■ **Records contained in a dataset**

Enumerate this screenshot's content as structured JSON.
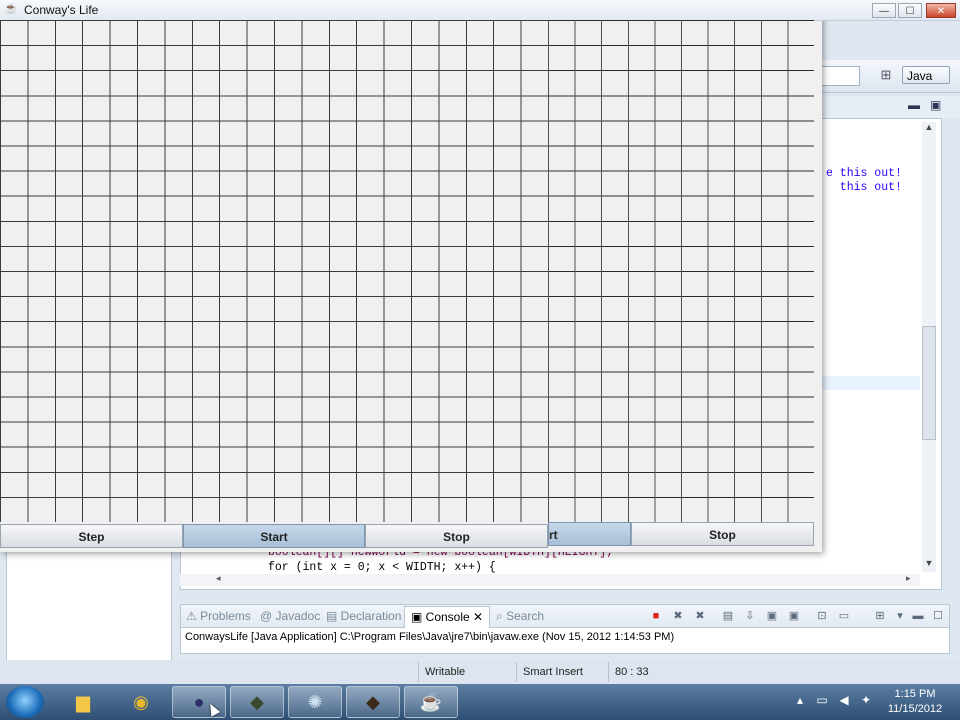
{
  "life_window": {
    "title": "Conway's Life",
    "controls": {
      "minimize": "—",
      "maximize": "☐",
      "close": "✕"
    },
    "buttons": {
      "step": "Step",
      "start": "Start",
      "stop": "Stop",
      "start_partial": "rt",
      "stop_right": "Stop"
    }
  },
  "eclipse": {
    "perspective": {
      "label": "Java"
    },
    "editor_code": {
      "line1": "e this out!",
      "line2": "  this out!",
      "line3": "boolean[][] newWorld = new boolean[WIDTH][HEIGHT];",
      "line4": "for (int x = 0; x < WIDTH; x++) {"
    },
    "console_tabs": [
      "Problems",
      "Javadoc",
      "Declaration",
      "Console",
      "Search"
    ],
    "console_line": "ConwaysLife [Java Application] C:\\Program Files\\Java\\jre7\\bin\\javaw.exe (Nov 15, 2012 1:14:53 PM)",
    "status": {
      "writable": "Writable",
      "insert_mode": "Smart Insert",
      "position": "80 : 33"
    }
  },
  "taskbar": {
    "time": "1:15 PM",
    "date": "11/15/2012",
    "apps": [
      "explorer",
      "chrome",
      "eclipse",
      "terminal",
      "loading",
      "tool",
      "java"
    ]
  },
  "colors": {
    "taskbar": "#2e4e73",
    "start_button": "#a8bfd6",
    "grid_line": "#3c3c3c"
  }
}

■ **What you will do**
Every record must be copied exactly, with images dropped from the result.

■ **Solution to this problem**
Enumerate this screenshot's content as structured JSON.
{
  "life_window": {
    "title": "Conway's Life",
    "controls": {
      "minimize": "—",
      "maximize": "☐",
      "close": "✕"
    },
    "buttons": {
      "step": "Step",
      "start": "Start",
      "stop": "Stop",
      "start_partial": "rt",
      "stop_right": "Stop"
    }
  },
  "eclipse": {
    "perspective": {
      "label": "Java"
    },
    "editor_code": {
      "line1": "e this out!",
      "line2": "  this out!",
      "line3": "boolean[][] newWorld = new boolean[WIDTH][HEIGHT];",
      "line4": "for (int x = 0; x < WIDTH; x++) {"
    },
    "console_tabs": [
      "Problems",
      "Javadoc",
      "Declaration",
      "Console",
      "Search"
    ],
    "console_line": "ConwaysLife [Java Application] C:\\Program Files\\Java\\jre7\\bin\\javaw.exe (Nov 15, 2012 1:14:53 PM)",
    "status": {
      "writable": "Writable",
      "insert_mode": "Smart Insert",
      "position": "80 : 33"
    }
  },
  "taskbar": {
    "time": "1:15 PM",
    "date": "11/15/2012",
    "apps": [
      "explorer",
      "chrome",
      "eclipse",
      "terminal",
      "loading",
      "tool",
      "java"
    ]
  },
  "colors": {
    "taskbar": "#2e4e73",
    "start_button": "#a8bfd6",
    "grid_line": "#3c3c3c"
  }
}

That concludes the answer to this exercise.